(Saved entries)

◆ ◆ ◆

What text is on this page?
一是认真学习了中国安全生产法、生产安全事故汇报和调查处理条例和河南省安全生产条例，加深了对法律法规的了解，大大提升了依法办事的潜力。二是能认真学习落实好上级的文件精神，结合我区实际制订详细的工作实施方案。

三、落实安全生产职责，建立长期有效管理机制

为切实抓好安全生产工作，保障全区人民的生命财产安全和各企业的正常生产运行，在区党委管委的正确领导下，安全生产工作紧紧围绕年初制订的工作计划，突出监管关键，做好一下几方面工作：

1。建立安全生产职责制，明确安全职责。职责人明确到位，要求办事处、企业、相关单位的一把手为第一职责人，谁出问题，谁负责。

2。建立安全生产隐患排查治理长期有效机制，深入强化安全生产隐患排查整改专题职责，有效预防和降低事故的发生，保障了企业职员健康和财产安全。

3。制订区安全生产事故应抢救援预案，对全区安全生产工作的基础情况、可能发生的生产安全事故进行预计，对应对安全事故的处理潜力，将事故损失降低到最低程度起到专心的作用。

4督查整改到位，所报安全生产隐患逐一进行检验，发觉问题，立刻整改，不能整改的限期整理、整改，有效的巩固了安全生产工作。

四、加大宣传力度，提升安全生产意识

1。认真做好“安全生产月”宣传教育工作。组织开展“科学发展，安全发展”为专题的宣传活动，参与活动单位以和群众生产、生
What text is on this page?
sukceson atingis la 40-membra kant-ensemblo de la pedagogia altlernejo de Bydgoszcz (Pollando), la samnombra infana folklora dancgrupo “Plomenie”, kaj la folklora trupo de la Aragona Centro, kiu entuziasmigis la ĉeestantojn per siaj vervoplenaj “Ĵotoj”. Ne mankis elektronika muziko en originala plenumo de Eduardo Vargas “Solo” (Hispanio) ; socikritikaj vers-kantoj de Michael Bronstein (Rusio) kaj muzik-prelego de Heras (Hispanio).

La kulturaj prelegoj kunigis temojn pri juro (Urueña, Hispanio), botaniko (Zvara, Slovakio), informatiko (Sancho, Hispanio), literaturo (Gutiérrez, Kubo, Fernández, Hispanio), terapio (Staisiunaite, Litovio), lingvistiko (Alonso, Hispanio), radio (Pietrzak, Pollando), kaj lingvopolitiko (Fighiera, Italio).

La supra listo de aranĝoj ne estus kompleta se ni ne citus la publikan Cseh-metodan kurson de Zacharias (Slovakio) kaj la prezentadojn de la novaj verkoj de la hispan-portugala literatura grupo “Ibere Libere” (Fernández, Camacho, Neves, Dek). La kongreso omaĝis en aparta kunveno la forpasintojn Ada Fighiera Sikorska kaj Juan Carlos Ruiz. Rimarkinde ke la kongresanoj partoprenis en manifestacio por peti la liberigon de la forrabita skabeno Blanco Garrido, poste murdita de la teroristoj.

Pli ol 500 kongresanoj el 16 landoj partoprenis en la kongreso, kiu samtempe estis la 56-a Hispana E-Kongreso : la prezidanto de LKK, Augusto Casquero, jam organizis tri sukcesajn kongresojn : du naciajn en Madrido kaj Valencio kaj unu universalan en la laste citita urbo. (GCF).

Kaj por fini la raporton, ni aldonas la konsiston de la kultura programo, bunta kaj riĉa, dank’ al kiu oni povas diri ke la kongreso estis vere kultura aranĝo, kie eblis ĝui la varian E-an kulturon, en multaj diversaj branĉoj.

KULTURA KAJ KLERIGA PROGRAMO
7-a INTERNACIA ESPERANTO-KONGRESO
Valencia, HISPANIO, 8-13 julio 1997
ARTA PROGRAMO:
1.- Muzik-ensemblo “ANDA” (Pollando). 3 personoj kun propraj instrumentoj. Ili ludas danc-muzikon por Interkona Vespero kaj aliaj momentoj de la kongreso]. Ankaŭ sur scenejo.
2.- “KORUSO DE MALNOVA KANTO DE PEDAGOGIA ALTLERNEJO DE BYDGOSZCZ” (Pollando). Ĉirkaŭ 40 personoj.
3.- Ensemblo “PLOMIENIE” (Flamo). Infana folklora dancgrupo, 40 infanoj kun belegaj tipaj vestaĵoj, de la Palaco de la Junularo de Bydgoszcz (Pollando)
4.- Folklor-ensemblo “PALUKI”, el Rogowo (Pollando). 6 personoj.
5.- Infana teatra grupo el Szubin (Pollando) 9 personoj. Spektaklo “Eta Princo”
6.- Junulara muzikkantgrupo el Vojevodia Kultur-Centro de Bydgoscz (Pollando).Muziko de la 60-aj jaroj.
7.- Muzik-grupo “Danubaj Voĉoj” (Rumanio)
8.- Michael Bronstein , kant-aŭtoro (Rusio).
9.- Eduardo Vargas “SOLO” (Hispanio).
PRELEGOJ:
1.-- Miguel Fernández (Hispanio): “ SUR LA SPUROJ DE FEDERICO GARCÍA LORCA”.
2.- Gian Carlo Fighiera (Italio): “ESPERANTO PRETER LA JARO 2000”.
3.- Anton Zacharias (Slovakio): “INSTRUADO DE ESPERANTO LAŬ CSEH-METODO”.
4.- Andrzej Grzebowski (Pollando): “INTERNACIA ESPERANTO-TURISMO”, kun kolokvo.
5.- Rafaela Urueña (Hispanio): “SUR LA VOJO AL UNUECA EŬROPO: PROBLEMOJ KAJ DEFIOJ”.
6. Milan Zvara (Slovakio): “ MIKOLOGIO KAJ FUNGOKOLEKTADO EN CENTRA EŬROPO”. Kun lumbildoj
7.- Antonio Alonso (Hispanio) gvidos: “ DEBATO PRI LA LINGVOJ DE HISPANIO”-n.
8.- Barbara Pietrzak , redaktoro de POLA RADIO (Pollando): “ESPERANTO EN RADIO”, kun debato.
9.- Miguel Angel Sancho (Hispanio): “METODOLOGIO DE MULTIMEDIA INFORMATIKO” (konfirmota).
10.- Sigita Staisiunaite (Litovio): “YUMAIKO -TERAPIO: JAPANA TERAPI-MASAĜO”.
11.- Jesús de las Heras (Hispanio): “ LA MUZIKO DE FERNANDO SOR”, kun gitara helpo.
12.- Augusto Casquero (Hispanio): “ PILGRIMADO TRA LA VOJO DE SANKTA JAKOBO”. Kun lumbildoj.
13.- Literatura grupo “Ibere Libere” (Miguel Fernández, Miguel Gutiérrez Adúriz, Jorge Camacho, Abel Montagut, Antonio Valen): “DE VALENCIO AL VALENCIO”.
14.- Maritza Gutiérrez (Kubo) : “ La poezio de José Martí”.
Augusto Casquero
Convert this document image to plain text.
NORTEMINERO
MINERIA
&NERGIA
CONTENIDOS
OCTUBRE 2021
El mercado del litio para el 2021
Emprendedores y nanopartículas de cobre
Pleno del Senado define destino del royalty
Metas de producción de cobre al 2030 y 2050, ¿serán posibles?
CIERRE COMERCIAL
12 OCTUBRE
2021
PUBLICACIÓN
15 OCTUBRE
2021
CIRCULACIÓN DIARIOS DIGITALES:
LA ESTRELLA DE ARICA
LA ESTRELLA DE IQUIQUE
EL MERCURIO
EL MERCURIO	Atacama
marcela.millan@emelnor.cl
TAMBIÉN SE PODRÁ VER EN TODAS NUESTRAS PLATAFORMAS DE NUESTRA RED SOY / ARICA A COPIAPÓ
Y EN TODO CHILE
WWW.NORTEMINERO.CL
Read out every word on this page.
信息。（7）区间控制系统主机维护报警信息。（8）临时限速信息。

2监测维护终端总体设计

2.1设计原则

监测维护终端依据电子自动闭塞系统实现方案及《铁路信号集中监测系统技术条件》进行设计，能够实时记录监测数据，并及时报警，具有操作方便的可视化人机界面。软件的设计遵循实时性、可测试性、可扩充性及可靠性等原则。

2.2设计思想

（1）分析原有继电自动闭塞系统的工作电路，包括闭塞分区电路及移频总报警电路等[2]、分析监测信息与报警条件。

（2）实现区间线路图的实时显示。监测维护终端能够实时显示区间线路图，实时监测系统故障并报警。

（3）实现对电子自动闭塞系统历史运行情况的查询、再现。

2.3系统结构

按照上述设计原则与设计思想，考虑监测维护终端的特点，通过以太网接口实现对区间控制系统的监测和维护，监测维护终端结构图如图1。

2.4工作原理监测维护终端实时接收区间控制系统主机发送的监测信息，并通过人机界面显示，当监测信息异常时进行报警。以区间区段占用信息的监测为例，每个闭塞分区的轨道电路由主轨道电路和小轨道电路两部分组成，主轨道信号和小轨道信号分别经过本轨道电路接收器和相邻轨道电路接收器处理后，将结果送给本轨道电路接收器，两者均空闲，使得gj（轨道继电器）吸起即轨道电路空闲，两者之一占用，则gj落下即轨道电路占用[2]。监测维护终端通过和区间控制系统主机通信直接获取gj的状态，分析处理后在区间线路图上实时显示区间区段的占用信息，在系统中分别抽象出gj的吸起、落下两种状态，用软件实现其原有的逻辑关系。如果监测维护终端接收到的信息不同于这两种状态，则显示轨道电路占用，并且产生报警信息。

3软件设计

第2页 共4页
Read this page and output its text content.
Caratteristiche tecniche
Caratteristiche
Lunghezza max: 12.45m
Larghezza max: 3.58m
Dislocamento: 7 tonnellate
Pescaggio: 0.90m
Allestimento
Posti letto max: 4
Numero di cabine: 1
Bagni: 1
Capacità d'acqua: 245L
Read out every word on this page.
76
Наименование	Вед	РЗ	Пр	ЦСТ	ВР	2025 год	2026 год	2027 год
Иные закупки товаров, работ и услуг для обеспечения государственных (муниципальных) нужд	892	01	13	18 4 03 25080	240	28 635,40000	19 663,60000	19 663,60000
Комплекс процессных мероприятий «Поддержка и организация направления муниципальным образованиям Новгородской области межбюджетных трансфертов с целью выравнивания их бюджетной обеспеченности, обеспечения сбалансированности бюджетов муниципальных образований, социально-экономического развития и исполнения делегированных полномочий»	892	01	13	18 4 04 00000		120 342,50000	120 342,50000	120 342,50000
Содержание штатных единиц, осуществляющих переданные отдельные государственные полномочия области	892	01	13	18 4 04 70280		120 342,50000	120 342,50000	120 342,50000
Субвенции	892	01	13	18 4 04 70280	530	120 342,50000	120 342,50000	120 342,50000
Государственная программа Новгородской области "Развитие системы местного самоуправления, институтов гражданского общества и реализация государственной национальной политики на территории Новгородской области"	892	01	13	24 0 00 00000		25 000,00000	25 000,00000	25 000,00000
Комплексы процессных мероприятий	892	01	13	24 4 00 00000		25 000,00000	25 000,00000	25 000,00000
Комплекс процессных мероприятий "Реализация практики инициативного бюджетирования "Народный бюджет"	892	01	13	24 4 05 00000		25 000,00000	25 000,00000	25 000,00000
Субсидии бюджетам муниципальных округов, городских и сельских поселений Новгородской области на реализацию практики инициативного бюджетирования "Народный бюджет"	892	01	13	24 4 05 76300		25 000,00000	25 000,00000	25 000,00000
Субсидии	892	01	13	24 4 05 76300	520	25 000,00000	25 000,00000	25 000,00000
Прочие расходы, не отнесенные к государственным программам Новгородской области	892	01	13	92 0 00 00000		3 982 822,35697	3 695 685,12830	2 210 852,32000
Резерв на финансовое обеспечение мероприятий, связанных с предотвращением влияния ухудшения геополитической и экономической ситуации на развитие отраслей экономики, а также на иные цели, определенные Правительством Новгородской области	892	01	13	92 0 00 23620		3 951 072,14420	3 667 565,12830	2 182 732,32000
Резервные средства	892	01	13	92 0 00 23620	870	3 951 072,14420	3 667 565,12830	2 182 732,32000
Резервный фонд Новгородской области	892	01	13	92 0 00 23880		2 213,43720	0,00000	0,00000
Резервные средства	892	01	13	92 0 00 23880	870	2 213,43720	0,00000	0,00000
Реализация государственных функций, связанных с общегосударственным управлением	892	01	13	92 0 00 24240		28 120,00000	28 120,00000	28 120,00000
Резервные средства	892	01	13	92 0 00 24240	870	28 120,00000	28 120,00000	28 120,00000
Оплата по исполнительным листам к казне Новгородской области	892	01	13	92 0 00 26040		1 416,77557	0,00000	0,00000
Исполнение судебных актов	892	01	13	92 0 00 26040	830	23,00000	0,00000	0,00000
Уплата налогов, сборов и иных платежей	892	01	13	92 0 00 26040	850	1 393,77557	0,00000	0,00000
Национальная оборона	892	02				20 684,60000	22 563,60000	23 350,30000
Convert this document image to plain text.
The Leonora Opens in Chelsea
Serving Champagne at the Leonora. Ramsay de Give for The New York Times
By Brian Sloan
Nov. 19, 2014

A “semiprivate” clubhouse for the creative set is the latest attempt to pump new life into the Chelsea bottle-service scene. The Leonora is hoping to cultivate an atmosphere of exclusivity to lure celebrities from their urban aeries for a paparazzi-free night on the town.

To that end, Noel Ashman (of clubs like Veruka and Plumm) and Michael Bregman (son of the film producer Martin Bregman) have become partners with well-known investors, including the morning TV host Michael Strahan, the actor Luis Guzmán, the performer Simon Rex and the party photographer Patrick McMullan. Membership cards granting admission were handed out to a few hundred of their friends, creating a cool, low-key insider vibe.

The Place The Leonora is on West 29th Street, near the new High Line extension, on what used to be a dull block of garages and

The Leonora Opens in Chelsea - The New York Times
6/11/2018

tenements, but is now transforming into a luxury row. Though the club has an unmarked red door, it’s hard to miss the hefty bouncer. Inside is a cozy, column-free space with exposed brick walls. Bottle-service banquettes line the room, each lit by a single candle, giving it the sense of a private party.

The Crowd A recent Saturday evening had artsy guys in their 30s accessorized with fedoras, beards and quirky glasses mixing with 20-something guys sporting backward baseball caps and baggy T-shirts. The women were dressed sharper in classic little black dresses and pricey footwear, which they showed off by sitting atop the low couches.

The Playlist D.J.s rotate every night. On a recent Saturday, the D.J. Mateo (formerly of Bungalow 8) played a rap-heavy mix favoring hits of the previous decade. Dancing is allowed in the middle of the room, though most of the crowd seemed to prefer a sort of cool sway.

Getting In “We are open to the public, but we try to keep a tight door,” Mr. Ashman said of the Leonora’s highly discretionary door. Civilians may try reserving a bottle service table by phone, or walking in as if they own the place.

◆ ◆ ◆

### [EXERCISE DETAILS]
Identify which lines contain the word "Augusto" and copy each one.

### [SOLUTION TO THE PROBLEM]
Pli ol 500 kongresanoj el 16 landoj partoprenis en la kongreso, kiu samtempe estis la 56-a Hispana E-Kongreso : la prezidanto de LKK, Augusto Casquero, jam organizis tri sukcesajn kongresojn : du naciajn en Madrido kaj Valencio kaj unu universalan en la laste citita urbo. (GCF).
12.- Augusto Casquero (Hispanio): “ PILGRIMADO TRA LA VOJO DE SANKTA JAKOBO”. Kun lumbildoj.
Augusto Casquero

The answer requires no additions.